**SHORT EXERCISE**. For each line in the data below that holds "last", return a copy.

**INFORMATION SHOWN**.

########

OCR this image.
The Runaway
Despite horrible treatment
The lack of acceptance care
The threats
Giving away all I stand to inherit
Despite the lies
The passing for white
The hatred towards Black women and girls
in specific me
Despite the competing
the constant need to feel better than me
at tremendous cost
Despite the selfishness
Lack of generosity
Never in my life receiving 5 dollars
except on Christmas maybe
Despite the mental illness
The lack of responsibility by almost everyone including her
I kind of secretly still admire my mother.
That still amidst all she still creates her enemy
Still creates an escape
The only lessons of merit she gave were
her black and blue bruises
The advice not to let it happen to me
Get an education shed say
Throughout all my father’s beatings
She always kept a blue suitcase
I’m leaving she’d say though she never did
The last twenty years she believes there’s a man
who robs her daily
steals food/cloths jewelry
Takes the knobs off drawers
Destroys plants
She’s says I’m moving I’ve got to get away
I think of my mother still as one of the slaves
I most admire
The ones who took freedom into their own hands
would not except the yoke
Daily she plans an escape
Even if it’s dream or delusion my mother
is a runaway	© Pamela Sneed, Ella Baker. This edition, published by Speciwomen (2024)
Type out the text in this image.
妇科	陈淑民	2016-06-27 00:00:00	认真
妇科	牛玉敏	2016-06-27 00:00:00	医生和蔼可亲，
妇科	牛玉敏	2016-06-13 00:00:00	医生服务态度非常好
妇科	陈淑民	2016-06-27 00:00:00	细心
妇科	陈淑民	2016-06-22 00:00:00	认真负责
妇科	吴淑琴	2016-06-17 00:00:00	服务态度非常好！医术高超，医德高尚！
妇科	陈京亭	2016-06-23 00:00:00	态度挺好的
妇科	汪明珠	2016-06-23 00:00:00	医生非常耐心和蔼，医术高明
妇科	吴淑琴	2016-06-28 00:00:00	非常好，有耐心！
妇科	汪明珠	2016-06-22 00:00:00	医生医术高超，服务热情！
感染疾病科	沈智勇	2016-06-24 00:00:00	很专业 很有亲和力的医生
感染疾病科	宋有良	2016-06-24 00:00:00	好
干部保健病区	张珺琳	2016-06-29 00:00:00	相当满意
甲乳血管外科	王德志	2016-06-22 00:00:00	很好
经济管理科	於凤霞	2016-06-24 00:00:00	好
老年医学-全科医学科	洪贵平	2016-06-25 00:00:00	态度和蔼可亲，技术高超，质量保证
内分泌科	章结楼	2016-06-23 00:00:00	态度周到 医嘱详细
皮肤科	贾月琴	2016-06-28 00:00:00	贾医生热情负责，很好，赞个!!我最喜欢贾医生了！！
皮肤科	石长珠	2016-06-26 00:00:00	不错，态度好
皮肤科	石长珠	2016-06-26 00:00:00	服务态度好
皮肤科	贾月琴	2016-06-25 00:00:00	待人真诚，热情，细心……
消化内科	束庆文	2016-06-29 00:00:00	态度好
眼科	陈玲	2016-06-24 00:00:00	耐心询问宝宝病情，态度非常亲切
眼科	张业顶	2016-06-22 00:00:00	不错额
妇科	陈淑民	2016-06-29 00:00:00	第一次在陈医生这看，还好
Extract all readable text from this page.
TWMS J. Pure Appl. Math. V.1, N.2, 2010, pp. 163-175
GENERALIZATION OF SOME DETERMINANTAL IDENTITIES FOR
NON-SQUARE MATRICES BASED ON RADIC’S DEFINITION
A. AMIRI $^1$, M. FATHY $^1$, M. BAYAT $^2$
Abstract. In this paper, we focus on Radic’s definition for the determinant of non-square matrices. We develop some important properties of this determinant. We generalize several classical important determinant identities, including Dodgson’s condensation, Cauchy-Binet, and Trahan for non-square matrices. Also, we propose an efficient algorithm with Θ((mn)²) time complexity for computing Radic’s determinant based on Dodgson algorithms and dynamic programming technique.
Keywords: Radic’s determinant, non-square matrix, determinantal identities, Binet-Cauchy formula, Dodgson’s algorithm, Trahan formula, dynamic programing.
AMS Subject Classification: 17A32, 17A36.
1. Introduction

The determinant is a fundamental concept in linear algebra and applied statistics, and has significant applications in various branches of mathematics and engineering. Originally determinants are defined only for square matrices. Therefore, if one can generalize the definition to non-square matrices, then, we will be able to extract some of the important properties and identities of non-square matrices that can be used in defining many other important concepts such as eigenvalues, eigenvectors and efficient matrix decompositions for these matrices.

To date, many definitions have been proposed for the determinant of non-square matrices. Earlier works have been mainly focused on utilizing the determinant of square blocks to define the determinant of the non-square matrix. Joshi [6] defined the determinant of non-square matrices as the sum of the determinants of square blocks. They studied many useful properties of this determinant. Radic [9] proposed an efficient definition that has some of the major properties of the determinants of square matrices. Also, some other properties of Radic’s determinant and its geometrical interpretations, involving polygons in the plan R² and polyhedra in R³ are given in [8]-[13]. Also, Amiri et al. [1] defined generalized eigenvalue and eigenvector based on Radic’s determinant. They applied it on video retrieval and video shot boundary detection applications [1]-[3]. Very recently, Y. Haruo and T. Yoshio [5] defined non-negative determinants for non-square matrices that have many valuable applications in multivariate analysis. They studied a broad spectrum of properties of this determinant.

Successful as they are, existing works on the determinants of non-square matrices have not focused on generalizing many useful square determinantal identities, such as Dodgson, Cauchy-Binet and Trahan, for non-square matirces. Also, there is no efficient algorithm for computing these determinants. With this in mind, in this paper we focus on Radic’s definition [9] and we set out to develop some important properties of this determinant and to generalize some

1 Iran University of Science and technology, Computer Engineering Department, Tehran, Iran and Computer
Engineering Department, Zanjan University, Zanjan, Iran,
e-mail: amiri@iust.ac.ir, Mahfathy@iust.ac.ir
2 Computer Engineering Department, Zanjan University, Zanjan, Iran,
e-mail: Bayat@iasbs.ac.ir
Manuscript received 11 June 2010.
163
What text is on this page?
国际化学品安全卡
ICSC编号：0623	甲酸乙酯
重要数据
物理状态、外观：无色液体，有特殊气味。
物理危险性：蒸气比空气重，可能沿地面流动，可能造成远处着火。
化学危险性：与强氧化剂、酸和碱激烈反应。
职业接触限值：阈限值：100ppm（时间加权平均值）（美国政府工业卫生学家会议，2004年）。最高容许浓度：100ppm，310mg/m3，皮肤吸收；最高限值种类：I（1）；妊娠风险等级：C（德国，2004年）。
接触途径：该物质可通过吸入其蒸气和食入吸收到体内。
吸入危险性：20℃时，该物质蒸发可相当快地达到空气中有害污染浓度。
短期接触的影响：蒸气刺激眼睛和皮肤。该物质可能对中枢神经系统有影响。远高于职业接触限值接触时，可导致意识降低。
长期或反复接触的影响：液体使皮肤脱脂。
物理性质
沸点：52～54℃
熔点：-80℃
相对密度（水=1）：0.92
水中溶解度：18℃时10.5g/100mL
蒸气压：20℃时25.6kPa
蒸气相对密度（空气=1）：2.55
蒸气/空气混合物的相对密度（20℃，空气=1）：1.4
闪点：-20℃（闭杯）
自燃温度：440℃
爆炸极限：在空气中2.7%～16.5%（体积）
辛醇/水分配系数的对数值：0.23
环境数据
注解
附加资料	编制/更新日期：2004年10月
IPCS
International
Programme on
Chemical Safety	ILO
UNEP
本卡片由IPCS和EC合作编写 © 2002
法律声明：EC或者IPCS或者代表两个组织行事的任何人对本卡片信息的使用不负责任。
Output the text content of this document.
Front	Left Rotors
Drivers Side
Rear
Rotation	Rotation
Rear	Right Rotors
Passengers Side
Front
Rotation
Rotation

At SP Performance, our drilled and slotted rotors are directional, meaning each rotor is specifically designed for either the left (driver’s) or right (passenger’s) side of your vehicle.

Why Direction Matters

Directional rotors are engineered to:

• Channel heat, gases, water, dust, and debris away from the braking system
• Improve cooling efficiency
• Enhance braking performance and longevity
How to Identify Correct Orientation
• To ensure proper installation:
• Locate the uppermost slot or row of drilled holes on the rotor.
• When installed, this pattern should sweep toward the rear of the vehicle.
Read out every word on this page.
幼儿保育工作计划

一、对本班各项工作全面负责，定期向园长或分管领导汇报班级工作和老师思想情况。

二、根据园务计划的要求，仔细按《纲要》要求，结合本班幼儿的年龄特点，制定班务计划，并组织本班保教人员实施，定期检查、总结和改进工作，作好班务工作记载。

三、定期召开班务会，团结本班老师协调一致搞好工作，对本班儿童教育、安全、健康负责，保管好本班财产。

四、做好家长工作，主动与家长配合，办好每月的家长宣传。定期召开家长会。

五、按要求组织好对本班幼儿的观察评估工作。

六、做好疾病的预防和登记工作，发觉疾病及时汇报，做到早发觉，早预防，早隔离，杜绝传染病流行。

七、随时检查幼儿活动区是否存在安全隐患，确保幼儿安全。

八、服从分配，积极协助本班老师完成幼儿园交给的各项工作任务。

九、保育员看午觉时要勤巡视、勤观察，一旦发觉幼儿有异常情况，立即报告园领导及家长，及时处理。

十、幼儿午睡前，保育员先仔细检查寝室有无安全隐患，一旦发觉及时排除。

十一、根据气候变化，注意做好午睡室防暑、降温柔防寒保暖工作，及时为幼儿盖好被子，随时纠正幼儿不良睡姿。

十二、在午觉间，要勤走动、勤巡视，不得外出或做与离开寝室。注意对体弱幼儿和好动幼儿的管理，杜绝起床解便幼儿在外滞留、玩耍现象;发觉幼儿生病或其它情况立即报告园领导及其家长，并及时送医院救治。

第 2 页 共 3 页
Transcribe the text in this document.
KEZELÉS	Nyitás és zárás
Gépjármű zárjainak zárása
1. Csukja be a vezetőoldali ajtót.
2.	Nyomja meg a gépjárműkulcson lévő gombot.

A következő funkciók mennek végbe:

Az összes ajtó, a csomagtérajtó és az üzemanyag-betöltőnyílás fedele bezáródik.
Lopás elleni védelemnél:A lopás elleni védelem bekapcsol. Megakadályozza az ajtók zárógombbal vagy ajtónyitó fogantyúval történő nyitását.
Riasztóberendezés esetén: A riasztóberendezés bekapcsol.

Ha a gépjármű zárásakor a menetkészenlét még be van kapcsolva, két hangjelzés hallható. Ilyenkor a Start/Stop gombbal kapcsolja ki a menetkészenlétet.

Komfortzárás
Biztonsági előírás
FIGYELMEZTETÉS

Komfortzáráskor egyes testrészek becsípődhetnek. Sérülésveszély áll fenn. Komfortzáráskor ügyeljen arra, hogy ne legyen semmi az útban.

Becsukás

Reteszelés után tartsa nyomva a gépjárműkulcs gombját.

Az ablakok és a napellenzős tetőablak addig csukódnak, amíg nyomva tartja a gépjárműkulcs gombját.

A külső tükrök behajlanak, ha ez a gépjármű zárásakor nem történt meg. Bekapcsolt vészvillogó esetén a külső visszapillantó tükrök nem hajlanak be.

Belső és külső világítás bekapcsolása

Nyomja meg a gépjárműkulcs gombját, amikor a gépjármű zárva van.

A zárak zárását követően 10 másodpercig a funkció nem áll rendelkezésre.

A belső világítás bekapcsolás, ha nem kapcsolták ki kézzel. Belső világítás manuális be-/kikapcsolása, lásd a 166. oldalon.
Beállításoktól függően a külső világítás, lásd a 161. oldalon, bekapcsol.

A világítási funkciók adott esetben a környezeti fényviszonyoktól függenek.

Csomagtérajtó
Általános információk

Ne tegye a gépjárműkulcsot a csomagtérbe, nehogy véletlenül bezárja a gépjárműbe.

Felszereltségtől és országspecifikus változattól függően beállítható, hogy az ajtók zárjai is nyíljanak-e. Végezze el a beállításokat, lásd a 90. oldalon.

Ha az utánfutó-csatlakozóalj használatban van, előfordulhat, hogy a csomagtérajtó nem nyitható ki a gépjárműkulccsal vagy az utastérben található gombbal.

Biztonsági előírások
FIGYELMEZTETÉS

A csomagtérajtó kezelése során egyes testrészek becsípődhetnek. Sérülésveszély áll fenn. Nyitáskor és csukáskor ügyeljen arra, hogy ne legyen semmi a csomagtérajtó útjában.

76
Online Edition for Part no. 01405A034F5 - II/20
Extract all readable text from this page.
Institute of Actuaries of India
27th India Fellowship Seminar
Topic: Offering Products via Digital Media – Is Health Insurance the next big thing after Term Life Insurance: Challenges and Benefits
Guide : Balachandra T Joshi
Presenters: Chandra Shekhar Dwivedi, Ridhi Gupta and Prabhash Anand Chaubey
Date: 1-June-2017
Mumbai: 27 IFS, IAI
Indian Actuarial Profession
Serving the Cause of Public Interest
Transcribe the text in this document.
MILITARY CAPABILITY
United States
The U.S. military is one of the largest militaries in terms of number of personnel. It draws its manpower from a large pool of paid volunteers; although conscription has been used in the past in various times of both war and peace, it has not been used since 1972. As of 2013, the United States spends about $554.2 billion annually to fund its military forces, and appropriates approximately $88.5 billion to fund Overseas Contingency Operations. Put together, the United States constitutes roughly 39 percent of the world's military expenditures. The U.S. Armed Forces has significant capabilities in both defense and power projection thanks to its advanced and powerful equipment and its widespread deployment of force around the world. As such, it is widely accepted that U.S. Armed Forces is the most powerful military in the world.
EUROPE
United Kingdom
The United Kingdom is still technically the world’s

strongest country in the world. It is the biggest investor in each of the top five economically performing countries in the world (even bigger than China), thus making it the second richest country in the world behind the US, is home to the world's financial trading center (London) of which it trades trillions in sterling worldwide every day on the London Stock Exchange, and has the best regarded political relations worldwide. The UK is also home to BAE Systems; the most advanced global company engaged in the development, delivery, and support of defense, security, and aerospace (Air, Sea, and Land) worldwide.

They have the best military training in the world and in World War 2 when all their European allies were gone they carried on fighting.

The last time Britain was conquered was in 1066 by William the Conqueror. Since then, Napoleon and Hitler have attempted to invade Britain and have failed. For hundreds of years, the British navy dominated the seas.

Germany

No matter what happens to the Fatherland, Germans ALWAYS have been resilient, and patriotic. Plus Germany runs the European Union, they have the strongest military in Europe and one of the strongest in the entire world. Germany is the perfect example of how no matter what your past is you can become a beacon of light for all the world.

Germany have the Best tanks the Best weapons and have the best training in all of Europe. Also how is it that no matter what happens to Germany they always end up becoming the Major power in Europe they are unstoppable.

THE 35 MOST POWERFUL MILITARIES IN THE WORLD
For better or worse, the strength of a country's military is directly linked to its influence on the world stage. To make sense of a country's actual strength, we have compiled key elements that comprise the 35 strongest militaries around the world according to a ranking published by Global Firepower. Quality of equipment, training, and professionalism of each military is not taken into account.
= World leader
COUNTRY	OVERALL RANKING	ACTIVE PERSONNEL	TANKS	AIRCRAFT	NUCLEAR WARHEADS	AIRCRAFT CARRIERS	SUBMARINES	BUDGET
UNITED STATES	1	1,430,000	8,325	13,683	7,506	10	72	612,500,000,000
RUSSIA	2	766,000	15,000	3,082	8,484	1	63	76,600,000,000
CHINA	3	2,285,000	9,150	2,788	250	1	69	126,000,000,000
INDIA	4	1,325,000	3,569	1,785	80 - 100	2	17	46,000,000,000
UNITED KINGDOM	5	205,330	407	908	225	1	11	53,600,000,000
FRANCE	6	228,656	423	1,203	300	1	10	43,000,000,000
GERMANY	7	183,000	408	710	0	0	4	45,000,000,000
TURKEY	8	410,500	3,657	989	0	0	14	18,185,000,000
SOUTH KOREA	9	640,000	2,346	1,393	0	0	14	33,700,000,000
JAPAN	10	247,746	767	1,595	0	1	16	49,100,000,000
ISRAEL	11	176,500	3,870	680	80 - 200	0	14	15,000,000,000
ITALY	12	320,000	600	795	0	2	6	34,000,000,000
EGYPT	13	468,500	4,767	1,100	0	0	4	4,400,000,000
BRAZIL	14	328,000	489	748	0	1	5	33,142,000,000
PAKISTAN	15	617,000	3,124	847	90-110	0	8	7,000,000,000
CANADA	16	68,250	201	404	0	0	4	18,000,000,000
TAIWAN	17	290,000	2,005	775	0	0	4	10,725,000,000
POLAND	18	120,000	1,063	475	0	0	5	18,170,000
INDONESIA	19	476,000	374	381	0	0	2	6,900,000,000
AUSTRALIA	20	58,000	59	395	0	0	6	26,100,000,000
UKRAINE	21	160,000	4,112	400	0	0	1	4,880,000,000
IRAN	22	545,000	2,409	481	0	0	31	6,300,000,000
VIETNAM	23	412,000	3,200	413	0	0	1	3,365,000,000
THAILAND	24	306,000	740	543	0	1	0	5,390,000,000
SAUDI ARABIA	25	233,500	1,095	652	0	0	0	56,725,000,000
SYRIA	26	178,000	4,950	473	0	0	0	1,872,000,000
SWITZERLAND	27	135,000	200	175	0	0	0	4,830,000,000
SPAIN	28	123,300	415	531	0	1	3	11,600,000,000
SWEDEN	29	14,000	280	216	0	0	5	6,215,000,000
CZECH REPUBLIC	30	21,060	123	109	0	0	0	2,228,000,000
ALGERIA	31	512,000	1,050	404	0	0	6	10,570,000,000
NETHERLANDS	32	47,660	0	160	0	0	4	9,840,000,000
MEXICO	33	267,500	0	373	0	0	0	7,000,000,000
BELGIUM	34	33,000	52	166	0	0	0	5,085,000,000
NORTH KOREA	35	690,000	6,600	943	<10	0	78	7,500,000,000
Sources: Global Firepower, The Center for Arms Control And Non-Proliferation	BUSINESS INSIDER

########

**SOLUTION TO THIS EXERCISE**.
The last twenty years she believes there’s a man
The last time Britain was conquered was in 1066 by William the Conqueror. Since then, Napoleon and Hitler have attempted to invade Britain and have failed. For hundreds of years, the British navy dominated the seas.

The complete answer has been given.